**Excerpt**:
>> BEGIN

America: When dripping water hollows a stone

manheruThis last Wednesday, Barack Obama, President of the United States of America addressed graduands of the US Military Academy located at West Point. The academy, I am told, is US equivalent of British Sandhurst, a place for elite skills, hatchery for elite dominance in national and world affairs. That speech has largely gone unnoticed by the local media, again stressing the local media’s inability to read local implications on developments that may be far afield. Of course that does not stop those spatially remote ideas or events from influencing our country and nation anymore as does sinking your head in sand — ostrich style — stop a sandstorm.

Where our core interest demands . . .
Rarely for better and mostly for worse, America enters our bedrooms, the bedrooms of we, small peoples, small nations, enters regardless. America does not require moral justification to do so. Or even a UN resolution. Not even any invitation. In case the reader is in doubt, one key pronouncement from West Point read: “The United States will use military force, unilaterally if necessary, when our core interests demand it: when our people are threatened; when our livelihoods are at stake; when the security of our allies is in danger.” The shibboleth of American interventionism could not have been clearer, presented with greater honesty: threats to American lives who must never die, except by the hand of God; America’s hallowed means to livelihoods, which must never diminish, and which need not be confined to within her own borders; and when her buddies are in danger, as is the case with Israel for whose occupation safety the Palestinians must continue to die. Time was when American security and livelihoods demanded that chrome comes from settler colonial Rhodesia. America traded in that commodity — unilaterally —against a standing UN Resolution against UDI. It gave us a bodily feel of how American interests do override any other consideration.

Barack Obama

Barack Obama

Good coups, bad ballots
But America might just not intervene, again unilaterally, for the sake of her core interest. And West Point gave us this other logic to American interventionism. Turning to Egypt, Obama said: “In countries like Egypt, we acknowledge that our relationship is anchored in security interests, from peace treaties to Israel to shared efforts against violent extremism.” These security interests, he added, prevented America from “cutting off cooperation with the new government”. And what he terms “the new Government” is a military government which “couped” a democratic one led by one Morsi, in the process laying a formidable precedent to what might happen in Libya, quite soon. Morsi, in the eyes of “just” America, deserved to be “couped” because he belonged to a brotherhood America regards as too radical and Islamist to be allowed to govern, even with the ballot. Through Egypt, America has taught us there are good coups, bad ballots!

>> END

**Data section**:
>> BEGIN

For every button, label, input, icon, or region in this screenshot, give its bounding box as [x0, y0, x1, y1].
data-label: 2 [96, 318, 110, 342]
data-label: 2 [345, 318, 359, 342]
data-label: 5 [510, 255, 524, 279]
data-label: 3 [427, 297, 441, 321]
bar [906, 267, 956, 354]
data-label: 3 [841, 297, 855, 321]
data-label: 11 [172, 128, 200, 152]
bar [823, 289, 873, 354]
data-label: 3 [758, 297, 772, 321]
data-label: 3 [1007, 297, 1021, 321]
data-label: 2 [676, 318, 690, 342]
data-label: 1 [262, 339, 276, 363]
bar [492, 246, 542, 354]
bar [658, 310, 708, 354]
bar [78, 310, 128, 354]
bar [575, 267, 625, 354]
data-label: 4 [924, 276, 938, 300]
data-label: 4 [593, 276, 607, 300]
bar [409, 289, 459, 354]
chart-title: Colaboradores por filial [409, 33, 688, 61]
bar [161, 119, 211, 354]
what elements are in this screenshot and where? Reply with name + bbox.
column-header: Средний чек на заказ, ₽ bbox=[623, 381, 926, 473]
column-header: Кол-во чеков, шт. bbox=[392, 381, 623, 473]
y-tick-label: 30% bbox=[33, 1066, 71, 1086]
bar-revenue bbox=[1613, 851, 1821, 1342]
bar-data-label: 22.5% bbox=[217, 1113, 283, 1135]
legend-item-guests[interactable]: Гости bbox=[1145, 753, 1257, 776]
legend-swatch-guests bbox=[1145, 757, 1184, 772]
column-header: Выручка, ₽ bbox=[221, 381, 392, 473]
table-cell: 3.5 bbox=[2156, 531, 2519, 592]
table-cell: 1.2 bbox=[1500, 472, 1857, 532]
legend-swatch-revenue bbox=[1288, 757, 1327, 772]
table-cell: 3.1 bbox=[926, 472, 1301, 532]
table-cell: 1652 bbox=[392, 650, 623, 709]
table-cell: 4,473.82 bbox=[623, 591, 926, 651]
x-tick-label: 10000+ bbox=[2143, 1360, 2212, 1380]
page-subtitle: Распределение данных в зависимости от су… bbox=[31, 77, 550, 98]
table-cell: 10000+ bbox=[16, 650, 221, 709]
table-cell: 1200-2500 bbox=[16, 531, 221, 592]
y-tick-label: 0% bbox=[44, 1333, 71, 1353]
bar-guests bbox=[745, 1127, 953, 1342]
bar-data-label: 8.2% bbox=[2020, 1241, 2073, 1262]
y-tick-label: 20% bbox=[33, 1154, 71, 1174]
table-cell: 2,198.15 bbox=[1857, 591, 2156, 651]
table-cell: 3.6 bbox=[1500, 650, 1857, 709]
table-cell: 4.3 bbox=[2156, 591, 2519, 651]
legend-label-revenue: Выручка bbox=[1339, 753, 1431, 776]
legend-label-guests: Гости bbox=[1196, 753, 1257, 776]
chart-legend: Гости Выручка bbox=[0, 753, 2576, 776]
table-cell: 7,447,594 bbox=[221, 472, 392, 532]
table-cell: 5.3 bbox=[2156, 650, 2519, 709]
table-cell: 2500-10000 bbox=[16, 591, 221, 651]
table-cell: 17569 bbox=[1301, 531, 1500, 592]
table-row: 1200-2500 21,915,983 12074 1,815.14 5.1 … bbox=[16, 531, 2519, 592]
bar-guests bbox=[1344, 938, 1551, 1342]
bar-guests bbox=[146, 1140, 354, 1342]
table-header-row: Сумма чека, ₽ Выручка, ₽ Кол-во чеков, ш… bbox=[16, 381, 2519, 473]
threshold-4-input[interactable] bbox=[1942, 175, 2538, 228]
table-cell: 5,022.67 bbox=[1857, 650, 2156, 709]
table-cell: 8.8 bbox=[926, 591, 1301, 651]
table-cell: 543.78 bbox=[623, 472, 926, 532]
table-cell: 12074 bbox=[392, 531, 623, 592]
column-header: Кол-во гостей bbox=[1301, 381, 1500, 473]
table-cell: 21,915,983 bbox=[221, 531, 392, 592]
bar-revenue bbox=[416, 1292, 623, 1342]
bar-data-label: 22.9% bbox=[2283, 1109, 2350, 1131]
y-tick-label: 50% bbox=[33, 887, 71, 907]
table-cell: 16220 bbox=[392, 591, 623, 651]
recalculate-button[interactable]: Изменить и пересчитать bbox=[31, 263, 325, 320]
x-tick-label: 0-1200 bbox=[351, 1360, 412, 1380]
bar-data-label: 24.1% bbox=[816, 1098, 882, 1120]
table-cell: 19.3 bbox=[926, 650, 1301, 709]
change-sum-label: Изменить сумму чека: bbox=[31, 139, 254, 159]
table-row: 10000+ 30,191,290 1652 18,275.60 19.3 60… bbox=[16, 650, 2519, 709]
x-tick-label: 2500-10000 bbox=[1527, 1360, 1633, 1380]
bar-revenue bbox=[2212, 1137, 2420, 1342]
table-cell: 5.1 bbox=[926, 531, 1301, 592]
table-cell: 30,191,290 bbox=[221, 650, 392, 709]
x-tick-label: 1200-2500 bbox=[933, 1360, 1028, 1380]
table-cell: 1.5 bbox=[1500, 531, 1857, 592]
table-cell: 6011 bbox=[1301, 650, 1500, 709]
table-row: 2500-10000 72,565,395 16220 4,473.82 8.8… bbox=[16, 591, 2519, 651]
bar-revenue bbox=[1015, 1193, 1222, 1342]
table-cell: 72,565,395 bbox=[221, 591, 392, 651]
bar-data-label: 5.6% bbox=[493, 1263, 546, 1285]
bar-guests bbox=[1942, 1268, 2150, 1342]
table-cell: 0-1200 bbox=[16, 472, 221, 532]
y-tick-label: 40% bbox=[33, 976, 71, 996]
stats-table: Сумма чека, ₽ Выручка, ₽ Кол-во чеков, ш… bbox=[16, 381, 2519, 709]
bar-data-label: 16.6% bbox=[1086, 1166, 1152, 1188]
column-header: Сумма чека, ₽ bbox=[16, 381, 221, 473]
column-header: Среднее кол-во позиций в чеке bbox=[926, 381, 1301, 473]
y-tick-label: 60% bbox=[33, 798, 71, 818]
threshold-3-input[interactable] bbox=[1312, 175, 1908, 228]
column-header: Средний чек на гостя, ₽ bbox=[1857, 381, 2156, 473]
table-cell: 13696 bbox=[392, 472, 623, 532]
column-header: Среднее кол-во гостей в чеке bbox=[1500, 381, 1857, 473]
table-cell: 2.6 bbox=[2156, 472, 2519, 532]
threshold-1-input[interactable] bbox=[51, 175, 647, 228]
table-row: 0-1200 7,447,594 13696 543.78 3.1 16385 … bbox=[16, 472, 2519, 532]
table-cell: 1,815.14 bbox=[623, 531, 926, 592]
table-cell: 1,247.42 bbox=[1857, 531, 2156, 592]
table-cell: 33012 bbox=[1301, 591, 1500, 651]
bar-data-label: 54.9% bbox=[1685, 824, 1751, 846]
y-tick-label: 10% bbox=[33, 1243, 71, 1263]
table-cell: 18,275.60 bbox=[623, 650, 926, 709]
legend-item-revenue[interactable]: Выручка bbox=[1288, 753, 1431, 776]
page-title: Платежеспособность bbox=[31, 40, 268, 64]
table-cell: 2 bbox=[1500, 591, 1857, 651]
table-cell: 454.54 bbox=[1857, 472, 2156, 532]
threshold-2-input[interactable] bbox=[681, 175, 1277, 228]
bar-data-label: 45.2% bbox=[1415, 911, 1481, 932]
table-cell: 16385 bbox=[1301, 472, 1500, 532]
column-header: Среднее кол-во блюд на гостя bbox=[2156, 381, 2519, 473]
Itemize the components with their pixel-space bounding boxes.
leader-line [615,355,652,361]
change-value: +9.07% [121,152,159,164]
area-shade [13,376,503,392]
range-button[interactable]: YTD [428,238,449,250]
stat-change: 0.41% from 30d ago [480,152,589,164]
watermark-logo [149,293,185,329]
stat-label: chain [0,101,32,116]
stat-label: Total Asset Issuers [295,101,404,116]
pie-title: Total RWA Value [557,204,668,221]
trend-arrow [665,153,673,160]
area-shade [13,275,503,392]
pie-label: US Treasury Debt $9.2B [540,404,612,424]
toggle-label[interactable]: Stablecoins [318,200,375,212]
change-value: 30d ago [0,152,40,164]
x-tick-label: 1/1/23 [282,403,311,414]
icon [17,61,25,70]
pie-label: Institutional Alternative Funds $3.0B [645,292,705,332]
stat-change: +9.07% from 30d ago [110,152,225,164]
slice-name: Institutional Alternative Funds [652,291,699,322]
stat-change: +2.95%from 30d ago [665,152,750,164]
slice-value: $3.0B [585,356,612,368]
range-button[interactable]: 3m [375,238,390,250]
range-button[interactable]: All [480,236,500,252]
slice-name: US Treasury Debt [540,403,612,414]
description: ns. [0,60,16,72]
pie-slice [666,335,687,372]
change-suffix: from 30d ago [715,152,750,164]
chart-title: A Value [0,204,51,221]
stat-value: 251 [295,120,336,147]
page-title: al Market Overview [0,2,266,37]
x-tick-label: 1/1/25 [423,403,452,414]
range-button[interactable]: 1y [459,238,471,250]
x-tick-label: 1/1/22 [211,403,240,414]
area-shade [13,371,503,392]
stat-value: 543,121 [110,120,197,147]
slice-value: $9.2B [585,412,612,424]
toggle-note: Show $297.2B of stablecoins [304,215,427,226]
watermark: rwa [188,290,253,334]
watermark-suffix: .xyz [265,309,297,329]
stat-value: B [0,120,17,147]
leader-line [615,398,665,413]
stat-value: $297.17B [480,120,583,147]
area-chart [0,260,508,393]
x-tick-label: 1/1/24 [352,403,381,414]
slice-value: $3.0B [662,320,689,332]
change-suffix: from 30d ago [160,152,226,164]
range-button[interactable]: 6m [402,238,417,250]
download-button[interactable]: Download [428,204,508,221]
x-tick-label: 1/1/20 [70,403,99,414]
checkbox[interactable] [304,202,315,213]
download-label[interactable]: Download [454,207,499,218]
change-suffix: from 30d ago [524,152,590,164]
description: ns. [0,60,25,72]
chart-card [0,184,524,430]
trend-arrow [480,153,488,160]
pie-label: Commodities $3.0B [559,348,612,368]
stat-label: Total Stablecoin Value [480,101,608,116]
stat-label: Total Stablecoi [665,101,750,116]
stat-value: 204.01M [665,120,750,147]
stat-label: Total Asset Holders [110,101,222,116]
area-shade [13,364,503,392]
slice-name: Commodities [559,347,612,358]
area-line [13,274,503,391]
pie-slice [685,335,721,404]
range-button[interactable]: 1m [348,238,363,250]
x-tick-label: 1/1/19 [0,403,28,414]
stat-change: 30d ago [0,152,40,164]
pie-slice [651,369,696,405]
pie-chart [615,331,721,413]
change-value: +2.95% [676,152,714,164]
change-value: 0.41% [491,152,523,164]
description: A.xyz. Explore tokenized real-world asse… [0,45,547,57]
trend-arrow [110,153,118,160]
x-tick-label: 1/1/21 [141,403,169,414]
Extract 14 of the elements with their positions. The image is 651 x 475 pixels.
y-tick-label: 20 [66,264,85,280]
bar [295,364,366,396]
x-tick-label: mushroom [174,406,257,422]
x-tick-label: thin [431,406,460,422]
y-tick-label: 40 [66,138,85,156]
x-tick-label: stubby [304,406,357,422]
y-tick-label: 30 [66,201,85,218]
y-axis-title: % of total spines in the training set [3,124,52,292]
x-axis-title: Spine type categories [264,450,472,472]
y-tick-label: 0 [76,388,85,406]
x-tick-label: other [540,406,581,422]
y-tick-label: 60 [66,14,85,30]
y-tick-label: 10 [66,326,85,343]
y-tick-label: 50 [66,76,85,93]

>> END

**Instructions**:
**A.** In the article on Obama's West Point speech, which British institution is the US Military Academy compared to?
**B.** Write a continuation of the article on Obama's West Point speech, picking up after its final sentence.

**Task-by-task outputs**:
**A.** Sandhurst

**B.**
The village witch who looked righteous
Much painful to an African, any African, were references to Africa, references which seasoned Obama’s speech. One such paragraph was particularly poignant. It read: “America continues to attract striving immigrants. The values of our founding inspire leaders in parliaments and new movements in public squares around the globe. And when a typhoon hits the Philippines, or schoolgirls are kidnapped in Nigeria, or masked men occupy a building in Ukraine, it is America that the world looks to for help. So the United States is and remains the one indispensable nation. That has been true for the century past, and it will be true for the century to come.” Of course I don’t care about the Philippines. I don’t care about reference to Ukraine. American presidents always draw from polar corners of the world to suggest cosmic reach. But I care, care hugely, about reference to schoolgirls in Nigeria, Africa’s foremost symbol. I was concerned, very concerned when this foremost African state – by population, by economy, by history, by linkage – called in outsiders to pacify restive sections of her population whose ugly, warted face is Boko Haram. See how that ill-fated invitation is now being used to make the village witch righteous! America has not come in to look for or save the kidnapped girls who, anyway, continue to emancipate themselves through risky escapes. She has come in to add one more line and example to her sense and claim of legitimacy, to her gratuitous claims on world governance and dominance. Today she looks much needed and requested by the world. Cry the beloved continent.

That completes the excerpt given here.